[Begin]

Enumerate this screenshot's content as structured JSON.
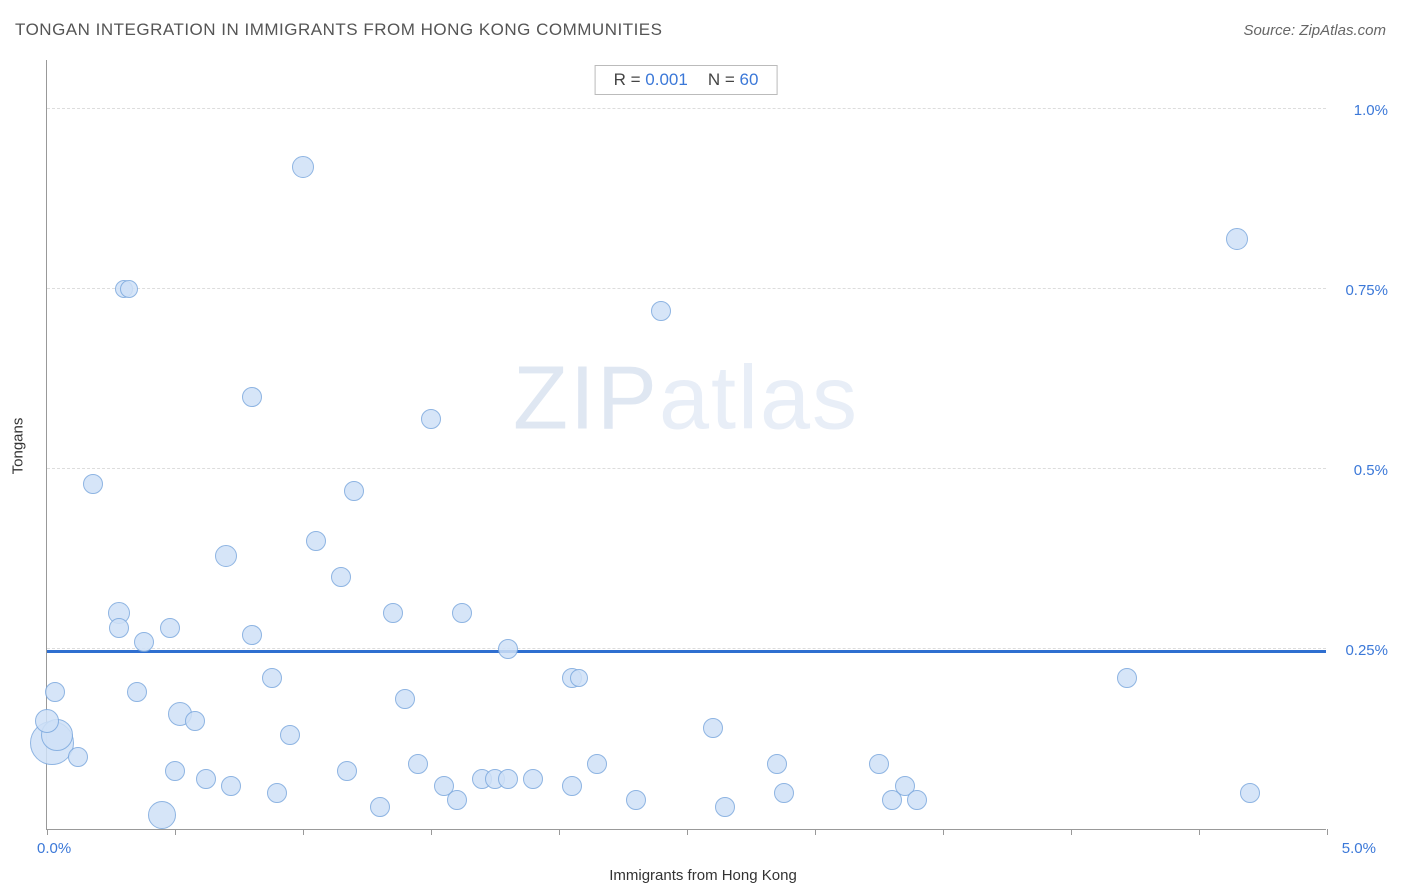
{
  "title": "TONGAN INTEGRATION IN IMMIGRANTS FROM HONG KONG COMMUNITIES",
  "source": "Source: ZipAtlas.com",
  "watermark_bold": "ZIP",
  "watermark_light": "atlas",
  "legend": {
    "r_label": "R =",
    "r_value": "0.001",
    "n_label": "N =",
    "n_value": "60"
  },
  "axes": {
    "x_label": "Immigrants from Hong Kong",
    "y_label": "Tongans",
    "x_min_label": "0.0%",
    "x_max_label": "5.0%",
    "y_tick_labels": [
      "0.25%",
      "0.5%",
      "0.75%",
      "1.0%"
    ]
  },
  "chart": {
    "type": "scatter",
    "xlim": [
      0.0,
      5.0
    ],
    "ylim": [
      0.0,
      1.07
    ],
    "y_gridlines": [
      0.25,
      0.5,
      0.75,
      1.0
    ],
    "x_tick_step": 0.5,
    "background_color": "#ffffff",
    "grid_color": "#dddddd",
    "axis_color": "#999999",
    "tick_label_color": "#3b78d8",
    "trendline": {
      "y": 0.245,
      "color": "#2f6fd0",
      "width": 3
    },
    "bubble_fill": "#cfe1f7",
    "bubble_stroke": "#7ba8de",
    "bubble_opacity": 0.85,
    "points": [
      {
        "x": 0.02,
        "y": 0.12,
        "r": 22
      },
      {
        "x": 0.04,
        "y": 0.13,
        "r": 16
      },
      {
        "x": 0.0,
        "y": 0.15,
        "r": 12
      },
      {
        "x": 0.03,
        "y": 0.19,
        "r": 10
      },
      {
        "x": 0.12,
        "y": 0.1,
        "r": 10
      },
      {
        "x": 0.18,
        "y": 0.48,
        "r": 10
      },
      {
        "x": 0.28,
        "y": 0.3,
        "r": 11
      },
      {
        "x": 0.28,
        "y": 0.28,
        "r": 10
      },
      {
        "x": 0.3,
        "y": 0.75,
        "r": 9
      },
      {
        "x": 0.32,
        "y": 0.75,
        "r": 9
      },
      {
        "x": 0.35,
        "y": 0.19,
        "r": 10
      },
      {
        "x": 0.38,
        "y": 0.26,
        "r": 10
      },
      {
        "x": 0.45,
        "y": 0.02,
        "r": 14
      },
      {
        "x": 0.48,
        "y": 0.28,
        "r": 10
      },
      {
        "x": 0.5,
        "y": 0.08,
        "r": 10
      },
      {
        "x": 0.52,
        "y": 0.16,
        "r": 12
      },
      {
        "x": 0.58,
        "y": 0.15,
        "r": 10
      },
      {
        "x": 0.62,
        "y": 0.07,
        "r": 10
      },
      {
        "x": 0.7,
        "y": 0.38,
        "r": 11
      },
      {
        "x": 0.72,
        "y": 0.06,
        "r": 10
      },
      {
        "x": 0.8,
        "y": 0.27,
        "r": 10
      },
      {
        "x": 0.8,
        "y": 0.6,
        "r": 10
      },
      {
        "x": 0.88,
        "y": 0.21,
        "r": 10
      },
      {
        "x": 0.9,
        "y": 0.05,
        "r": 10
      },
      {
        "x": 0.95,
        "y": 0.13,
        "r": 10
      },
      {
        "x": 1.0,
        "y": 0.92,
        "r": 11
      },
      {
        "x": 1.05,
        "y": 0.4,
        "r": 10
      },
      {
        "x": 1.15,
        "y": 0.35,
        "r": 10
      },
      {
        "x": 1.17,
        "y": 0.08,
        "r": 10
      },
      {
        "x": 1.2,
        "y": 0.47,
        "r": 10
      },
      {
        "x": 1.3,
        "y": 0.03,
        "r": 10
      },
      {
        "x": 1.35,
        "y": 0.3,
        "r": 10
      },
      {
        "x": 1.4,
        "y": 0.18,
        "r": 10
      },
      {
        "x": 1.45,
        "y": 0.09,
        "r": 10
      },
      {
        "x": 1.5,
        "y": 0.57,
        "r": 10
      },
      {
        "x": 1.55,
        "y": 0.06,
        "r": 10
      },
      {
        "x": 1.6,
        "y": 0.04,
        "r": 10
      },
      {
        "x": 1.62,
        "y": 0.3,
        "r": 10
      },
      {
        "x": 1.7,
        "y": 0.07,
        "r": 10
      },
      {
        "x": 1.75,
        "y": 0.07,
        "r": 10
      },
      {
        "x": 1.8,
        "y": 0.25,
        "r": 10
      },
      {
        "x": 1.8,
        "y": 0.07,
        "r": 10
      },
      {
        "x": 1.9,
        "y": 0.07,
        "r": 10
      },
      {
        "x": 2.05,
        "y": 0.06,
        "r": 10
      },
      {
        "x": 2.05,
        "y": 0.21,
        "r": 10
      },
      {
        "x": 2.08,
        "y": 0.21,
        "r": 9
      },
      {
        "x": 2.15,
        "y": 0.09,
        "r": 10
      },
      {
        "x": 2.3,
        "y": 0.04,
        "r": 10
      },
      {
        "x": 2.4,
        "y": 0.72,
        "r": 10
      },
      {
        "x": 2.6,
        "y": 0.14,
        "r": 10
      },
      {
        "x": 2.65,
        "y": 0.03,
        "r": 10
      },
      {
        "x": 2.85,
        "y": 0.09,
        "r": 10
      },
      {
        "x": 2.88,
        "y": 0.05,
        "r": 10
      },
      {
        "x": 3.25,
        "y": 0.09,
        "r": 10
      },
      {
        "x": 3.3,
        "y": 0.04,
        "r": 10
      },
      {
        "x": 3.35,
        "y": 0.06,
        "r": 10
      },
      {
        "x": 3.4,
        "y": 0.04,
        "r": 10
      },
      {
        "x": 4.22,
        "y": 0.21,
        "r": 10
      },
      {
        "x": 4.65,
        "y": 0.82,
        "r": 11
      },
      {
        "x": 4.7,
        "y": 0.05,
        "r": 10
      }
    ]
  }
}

[End]
[Begin]

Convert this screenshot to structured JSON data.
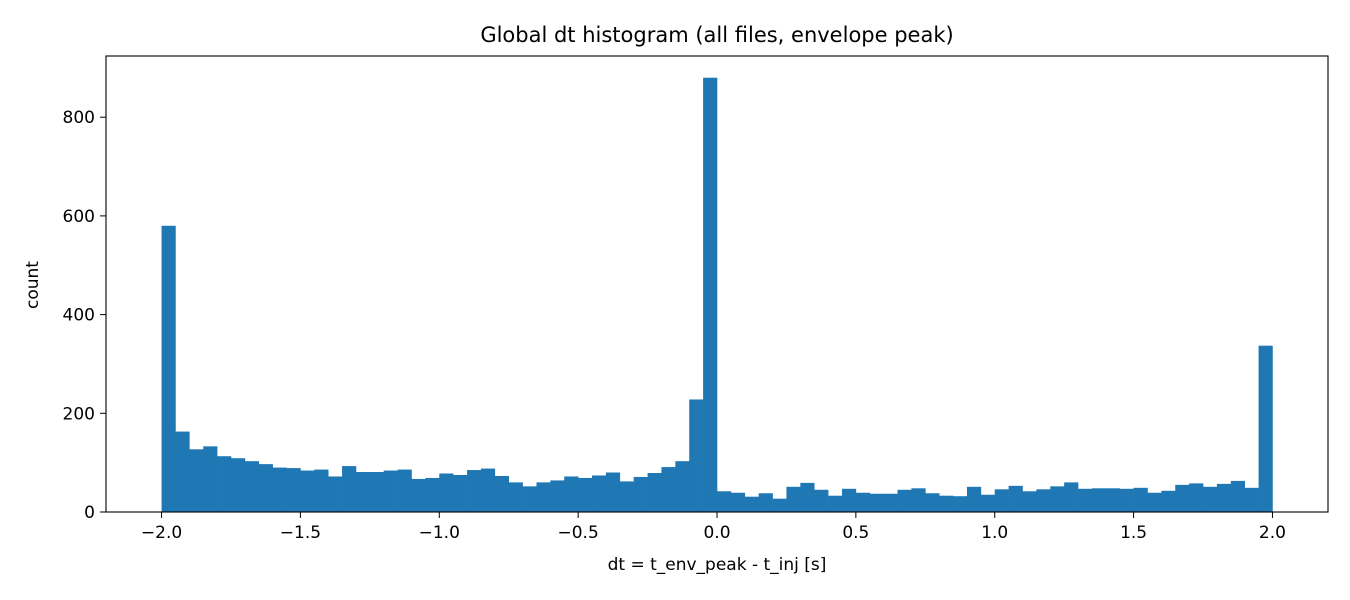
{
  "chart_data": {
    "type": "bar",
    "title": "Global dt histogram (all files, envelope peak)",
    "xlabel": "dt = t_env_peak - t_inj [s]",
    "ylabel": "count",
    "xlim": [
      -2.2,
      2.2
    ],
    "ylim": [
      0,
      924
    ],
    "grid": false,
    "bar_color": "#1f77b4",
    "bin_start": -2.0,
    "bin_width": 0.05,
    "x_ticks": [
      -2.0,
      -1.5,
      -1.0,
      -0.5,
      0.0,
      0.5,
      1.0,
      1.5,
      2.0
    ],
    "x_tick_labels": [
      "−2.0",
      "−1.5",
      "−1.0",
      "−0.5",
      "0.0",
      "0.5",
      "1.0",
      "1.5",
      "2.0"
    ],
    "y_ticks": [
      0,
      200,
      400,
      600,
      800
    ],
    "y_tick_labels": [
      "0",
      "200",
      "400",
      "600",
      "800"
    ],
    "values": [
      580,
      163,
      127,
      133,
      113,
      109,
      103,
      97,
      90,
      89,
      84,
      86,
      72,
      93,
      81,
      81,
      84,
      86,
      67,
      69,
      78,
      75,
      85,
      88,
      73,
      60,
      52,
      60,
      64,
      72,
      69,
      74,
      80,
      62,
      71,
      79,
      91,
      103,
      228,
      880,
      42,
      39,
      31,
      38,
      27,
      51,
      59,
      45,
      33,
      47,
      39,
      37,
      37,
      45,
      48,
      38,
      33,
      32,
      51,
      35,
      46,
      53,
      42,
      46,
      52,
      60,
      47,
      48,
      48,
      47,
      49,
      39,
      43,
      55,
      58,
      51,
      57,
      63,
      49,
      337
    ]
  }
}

[End]
[Begin]

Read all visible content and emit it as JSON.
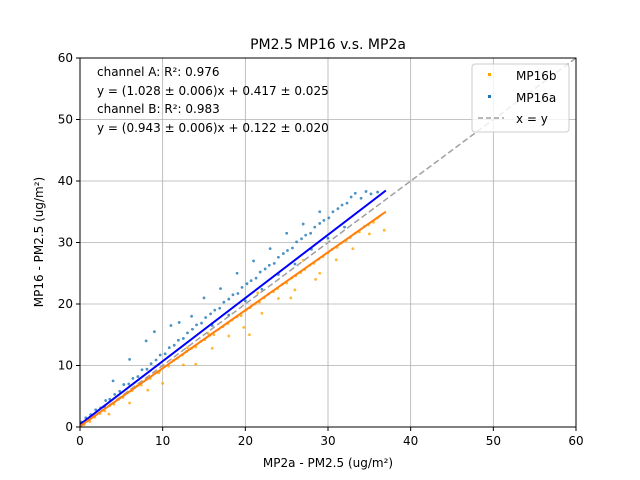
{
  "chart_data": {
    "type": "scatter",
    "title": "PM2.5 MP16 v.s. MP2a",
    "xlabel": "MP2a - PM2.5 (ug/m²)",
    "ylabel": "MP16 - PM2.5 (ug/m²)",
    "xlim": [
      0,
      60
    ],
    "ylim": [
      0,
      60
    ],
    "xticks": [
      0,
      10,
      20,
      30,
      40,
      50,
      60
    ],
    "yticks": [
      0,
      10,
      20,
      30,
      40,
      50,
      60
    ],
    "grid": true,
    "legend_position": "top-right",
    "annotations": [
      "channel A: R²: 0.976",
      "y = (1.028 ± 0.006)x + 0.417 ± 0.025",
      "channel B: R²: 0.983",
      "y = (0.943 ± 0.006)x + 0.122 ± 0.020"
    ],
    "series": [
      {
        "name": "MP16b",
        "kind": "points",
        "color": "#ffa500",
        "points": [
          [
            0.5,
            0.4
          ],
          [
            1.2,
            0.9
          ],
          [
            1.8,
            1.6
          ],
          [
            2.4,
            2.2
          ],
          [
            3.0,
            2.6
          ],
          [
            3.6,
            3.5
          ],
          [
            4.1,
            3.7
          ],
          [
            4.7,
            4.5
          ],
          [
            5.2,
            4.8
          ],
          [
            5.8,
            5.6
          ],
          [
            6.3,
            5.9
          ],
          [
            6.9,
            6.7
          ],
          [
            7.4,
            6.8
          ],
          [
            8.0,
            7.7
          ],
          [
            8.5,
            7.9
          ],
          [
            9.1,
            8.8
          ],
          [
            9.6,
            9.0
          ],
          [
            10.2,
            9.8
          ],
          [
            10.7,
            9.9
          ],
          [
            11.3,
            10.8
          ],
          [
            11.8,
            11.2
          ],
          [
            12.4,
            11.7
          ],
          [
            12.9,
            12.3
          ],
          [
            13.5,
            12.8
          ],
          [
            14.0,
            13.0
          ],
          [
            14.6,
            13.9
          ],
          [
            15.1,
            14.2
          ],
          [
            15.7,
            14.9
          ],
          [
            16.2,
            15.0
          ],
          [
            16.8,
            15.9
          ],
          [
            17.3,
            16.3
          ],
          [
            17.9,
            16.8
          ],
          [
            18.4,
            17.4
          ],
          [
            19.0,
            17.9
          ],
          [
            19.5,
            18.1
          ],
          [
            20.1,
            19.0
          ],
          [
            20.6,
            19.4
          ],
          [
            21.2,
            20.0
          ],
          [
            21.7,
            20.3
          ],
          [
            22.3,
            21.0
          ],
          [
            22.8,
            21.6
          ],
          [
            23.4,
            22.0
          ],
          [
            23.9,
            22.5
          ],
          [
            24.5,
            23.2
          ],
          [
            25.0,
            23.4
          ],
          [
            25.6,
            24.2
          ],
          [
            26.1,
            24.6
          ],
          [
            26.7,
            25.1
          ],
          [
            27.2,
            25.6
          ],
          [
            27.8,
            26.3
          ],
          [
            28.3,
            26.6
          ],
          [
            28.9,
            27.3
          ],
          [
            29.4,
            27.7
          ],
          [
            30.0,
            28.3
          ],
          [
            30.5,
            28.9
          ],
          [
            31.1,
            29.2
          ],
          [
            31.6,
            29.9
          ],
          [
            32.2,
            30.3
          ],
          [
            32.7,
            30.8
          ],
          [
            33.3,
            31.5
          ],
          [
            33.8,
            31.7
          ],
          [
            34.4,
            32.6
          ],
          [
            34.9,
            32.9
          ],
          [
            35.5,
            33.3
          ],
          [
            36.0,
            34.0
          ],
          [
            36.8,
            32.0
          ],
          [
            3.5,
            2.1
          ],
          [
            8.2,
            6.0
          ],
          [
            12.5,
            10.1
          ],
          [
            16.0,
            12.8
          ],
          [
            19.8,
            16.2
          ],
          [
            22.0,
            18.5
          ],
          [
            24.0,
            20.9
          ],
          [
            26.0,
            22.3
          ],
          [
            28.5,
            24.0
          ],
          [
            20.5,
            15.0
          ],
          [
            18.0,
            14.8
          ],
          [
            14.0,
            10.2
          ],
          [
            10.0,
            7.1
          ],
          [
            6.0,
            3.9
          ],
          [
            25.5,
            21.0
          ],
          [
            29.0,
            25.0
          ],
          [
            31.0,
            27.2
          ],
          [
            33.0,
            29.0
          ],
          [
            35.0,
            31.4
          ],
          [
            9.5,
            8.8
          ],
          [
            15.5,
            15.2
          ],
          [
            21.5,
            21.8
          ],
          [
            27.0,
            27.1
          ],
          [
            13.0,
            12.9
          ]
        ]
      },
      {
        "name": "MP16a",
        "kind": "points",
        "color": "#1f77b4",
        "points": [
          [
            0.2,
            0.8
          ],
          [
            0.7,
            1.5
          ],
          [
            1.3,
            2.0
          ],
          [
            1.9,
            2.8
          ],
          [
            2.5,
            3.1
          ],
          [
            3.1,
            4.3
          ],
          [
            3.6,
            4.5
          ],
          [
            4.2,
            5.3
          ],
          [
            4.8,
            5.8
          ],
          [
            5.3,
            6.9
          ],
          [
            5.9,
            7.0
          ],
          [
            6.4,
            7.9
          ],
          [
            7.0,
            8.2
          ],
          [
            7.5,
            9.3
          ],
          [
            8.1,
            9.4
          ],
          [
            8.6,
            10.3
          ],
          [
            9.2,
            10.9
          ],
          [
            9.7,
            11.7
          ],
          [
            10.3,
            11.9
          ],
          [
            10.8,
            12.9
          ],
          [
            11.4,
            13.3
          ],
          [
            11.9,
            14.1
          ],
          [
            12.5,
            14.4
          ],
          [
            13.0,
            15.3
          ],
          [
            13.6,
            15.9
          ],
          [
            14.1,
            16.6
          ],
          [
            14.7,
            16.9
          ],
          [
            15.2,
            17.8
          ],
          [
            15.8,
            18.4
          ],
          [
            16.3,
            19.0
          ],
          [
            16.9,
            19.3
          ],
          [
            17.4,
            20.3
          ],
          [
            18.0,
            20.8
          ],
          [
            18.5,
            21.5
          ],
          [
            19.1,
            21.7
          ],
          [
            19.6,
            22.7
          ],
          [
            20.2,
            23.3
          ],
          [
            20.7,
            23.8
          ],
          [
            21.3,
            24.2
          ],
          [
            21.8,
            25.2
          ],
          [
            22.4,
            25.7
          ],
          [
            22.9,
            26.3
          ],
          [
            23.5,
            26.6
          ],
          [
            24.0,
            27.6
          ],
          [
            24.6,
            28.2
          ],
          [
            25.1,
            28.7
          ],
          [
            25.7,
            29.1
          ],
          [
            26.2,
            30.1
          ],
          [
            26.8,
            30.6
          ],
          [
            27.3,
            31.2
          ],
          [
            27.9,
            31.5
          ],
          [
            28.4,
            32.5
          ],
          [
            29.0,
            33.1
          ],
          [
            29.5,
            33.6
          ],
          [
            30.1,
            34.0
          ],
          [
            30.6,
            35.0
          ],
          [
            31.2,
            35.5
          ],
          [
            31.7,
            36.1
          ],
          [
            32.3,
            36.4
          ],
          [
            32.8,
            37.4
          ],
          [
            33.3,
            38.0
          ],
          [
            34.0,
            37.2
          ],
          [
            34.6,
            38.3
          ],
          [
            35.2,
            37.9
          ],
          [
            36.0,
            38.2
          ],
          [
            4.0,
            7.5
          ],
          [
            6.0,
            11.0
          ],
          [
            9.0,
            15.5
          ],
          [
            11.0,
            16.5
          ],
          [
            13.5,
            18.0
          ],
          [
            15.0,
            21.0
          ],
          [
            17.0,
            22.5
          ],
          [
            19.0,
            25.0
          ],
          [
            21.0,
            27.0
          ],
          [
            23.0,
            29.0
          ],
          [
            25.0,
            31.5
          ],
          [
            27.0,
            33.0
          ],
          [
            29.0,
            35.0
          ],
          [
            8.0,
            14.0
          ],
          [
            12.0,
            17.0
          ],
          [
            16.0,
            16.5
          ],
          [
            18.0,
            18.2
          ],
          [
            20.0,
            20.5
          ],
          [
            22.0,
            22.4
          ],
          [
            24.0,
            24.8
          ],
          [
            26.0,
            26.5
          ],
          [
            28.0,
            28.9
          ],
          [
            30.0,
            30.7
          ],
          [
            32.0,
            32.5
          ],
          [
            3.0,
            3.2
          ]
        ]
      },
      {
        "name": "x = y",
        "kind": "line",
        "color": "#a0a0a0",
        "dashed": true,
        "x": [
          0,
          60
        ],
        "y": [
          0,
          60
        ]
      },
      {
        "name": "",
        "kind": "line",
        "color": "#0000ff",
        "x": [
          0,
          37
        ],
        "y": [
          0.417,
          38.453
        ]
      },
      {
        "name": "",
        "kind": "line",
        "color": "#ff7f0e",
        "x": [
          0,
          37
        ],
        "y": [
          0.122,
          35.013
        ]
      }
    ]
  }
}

[End]

# STATED EXERCISE:
In the material above, find each line that contains the word "screenshot", and select it.

# ANSWER:
Enumerate this screenshot's content as structured JSON.
Convert this screenshot to structured JSON data.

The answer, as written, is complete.